(Extracts from a graphics dataset)
..........

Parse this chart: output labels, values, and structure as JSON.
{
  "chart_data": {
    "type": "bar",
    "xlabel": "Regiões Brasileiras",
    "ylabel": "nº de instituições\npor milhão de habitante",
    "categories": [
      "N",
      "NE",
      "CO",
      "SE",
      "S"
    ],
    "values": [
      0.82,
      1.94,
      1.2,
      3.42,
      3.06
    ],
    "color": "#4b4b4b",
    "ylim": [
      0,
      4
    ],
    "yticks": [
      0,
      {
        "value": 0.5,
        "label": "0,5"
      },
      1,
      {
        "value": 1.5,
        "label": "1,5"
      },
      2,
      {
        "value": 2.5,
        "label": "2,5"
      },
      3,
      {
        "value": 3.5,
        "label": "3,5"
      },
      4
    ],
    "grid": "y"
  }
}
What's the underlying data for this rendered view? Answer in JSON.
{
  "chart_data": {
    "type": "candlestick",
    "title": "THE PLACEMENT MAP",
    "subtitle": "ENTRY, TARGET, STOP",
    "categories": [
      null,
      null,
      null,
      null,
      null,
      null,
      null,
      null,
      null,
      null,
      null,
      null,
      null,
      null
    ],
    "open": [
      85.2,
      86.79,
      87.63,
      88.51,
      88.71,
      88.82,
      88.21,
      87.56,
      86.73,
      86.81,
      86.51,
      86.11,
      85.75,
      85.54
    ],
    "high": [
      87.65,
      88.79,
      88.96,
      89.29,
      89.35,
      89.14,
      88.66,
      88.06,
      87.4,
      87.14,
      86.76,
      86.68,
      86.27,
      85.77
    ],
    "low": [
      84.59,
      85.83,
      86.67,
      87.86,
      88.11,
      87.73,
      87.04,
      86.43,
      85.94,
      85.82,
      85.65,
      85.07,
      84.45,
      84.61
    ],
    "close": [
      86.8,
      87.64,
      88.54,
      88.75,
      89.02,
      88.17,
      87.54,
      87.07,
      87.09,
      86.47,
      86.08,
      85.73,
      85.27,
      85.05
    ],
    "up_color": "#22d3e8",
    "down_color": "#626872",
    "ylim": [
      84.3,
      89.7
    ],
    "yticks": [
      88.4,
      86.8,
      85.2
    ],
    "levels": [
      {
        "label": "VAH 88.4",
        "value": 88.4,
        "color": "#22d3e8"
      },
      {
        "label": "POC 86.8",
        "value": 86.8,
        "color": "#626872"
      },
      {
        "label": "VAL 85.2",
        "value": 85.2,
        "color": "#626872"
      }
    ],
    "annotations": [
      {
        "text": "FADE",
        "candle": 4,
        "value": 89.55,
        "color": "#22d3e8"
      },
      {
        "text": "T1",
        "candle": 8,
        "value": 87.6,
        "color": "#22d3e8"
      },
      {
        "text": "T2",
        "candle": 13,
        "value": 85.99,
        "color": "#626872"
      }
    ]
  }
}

..........

▶ Your objective
Tally every line of the listing that holds the string "this", then give the number by itself.

▶ Correct answer
2